TASK GOAL: Search the records below for the word "collectif" and show every line where it occurs.

DATA SUPPLIED:
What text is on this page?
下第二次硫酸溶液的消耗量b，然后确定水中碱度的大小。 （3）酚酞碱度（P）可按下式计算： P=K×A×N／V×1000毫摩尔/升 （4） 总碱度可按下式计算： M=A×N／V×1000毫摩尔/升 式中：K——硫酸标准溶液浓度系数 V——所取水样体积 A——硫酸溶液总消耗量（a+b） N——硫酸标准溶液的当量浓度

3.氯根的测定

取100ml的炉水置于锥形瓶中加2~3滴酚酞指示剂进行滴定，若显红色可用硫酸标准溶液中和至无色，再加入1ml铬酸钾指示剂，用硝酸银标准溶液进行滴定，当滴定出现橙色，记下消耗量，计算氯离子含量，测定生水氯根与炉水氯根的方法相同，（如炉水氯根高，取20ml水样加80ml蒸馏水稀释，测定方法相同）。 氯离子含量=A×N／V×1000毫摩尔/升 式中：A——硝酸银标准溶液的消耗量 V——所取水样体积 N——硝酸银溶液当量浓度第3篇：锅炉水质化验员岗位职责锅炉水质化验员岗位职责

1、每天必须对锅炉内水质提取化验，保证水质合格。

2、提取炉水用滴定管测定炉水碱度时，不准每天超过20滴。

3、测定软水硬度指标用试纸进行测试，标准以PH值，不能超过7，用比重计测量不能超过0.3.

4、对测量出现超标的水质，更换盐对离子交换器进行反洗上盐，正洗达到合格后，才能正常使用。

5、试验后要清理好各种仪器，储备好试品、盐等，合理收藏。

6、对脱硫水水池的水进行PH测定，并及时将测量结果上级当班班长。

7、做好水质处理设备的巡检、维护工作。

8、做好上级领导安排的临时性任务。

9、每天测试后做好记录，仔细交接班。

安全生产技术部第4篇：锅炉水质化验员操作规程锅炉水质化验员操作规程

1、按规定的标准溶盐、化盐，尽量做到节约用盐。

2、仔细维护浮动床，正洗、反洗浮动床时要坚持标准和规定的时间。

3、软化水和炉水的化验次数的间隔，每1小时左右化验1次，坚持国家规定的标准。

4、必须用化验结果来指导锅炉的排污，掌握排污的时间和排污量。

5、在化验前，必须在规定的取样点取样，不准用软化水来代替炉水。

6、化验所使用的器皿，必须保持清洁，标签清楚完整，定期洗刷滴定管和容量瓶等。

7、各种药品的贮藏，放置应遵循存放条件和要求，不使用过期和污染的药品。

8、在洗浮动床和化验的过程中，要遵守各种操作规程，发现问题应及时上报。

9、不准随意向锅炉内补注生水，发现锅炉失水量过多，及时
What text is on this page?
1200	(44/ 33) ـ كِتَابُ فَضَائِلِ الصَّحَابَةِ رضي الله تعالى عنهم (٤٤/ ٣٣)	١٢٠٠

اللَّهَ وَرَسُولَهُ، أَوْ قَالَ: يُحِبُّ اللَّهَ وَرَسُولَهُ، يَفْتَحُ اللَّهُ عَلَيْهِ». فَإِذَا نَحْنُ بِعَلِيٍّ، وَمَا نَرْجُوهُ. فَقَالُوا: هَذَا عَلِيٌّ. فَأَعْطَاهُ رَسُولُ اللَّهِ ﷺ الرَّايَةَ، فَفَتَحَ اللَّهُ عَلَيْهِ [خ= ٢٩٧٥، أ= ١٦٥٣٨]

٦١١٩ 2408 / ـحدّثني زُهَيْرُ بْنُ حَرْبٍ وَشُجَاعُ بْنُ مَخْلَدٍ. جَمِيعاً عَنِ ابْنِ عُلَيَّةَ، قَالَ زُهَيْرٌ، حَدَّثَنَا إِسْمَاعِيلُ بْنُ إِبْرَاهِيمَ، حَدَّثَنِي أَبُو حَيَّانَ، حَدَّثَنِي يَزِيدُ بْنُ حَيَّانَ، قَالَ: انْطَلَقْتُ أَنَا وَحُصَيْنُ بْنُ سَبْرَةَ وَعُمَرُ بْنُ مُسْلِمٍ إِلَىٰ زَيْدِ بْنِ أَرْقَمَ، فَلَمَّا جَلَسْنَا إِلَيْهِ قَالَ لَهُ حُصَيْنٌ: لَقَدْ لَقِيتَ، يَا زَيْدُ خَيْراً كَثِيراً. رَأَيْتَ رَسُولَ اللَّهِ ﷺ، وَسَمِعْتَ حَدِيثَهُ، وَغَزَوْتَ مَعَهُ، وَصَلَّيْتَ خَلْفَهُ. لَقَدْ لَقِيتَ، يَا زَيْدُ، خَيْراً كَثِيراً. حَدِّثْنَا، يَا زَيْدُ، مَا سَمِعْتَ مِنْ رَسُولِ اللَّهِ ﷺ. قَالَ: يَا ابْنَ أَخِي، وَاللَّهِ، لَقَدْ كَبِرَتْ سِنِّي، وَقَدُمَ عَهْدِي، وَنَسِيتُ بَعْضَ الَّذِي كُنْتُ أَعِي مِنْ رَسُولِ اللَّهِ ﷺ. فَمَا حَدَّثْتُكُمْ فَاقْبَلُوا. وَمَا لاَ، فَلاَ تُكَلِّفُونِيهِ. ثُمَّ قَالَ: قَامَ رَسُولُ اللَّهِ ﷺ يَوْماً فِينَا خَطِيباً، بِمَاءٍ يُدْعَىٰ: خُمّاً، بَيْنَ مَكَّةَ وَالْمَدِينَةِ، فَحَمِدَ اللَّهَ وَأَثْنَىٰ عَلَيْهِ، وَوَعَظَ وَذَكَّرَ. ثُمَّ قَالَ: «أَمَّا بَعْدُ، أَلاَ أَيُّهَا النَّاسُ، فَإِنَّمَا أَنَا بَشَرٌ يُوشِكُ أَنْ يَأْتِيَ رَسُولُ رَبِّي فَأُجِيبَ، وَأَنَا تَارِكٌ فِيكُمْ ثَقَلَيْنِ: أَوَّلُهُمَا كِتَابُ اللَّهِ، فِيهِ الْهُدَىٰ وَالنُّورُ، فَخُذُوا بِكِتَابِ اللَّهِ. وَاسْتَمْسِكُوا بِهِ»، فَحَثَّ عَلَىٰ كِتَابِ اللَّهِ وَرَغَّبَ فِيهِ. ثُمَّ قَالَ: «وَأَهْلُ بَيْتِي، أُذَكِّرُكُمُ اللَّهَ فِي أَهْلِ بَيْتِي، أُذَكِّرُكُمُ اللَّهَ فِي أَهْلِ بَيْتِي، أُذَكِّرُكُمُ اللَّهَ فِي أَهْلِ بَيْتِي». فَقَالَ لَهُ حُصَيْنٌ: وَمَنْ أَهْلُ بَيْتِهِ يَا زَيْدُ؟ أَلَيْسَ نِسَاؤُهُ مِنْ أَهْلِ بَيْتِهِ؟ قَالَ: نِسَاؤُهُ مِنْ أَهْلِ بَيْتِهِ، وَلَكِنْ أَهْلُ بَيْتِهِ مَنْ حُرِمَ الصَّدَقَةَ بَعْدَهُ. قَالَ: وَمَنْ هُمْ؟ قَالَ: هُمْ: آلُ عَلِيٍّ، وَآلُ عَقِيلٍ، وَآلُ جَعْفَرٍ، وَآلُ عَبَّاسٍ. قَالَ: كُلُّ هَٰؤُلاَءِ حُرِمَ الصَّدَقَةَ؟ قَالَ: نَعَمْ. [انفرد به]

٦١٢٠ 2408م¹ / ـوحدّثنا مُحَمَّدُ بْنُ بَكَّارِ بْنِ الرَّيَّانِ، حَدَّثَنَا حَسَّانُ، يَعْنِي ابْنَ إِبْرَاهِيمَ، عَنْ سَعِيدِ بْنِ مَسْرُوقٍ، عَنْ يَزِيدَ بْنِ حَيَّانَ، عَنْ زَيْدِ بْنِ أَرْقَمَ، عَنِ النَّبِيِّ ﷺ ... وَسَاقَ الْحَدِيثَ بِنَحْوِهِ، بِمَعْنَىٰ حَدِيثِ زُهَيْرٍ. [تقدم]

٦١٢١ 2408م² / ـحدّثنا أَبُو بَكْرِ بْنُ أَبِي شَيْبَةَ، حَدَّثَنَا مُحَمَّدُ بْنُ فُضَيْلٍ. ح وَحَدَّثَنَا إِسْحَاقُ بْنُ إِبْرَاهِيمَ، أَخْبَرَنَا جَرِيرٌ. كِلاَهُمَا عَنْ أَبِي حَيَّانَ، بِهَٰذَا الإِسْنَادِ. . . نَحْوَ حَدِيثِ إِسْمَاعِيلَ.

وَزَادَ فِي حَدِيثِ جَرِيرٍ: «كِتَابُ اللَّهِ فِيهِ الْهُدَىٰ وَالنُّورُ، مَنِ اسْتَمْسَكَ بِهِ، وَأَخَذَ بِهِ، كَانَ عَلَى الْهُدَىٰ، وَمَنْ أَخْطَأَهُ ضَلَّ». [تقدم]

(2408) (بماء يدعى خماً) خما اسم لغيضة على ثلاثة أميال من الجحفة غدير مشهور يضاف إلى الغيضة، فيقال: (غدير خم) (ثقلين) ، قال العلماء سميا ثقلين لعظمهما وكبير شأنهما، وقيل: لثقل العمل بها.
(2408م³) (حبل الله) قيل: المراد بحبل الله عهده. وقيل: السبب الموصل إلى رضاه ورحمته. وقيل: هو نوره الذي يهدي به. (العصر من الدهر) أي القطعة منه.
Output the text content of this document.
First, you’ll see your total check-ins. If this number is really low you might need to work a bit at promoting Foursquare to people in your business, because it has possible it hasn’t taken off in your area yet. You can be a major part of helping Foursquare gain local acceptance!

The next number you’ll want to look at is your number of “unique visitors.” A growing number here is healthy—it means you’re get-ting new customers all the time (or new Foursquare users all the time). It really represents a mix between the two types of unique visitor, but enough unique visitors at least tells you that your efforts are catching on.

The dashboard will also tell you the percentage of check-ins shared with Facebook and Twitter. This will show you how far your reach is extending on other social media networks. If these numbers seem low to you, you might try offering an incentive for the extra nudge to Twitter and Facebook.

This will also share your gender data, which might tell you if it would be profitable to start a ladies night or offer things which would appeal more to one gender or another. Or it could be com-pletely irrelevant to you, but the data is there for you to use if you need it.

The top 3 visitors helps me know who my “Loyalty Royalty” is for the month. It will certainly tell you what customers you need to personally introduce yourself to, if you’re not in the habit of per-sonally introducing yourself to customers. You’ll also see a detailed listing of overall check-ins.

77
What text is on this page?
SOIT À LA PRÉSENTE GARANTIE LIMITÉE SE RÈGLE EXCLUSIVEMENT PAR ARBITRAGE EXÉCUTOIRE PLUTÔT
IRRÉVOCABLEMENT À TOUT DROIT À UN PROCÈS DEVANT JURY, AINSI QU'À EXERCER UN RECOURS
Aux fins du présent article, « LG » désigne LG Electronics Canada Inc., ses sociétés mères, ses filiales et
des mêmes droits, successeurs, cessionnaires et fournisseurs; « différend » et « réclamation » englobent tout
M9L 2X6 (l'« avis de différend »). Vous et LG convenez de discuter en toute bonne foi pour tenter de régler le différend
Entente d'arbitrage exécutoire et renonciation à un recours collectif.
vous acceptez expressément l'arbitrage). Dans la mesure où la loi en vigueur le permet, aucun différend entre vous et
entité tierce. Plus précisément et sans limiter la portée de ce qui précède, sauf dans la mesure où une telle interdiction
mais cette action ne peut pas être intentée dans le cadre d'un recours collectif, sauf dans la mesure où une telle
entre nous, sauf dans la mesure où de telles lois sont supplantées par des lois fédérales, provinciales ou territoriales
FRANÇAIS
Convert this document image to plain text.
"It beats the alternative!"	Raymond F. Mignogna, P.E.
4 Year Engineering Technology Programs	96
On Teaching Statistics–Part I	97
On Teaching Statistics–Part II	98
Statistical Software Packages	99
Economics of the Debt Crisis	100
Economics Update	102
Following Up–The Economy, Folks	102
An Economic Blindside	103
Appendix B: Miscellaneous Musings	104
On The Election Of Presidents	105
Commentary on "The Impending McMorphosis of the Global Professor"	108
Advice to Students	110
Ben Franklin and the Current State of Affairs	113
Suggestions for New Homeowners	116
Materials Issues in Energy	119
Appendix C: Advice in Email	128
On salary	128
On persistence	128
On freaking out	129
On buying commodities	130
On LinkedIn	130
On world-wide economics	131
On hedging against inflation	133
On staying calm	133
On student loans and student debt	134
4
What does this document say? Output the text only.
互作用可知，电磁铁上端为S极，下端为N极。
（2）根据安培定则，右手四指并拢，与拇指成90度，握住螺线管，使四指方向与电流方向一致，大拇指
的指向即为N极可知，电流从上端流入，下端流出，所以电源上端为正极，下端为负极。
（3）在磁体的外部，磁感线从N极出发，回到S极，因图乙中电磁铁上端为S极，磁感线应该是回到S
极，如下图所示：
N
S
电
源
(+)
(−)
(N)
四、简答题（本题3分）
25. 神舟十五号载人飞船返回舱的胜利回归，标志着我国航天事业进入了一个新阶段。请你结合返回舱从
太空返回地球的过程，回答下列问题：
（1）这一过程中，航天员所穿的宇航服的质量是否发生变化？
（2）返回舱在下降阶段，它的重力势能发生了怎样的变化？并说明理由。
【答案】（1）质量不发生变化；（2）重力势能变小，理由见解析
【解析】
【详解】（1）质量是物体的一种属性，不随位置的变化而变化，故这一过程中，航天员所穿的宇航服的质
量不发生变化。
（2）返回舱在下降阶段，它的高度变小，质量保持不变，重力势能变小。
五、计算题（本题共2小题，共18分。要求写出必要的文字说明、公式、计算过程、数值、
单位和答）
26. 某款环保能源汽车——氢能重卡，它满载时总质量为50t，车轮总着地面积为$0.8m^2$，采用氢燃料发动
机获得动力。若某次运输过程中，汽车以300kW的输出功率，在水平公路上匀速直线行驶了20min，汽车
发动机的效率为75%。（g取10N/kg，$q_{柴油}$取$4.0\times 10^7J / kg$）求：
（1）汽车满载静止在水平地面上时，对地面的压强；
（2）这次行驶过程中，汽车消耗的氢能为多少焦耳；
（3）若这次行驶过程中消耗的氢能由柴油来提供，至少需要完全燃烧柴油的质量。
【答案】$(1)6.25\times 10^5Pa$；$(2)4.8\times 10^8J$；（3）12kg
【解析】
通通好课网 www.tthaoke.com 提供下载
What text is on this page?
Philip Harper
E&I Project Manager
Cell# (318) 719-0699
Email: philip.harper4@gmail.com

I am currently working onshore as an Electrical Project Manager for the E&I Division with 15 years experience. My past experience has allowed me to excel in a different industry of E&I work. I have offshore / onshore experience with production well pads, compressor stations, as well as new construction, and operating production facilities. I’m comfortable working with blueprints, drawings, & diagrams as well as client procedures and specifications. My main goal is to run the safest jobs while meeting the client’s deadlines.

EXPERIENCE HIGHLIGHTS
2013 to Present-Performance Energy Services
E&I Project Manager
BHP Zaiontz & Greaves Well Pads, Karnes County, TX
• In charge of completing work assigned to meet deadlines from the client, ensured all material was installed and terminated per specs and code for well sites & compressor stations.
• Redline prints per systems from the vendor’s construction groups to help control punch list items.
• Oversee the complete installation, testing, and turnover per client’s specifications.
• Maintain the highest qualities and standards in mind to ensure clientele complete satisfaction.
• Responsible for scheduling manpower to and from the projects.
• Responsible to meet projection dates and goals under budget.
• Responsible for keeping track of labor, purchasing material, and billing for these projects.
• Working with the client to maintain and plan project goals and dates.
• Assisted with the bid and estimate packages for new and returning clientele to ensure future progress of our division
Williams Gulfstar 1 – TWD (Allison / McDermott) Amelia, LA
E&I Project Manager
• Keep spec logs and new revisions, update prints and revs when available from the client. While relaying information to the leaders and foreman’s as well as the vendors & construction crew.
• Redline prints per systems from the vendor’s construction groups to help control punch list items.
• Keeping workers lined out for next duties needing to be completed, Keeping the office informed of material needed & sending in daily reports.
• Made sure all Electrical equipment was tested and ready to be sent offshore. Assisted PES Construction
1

COMPLETE RESPONSE:
Entente d'arbitrage exécutoire et renonciation à un recours collectif.
mais cette action ne peut pas être intentée dans le cadre d'un recours collectif, sauf dans la mesure où une telle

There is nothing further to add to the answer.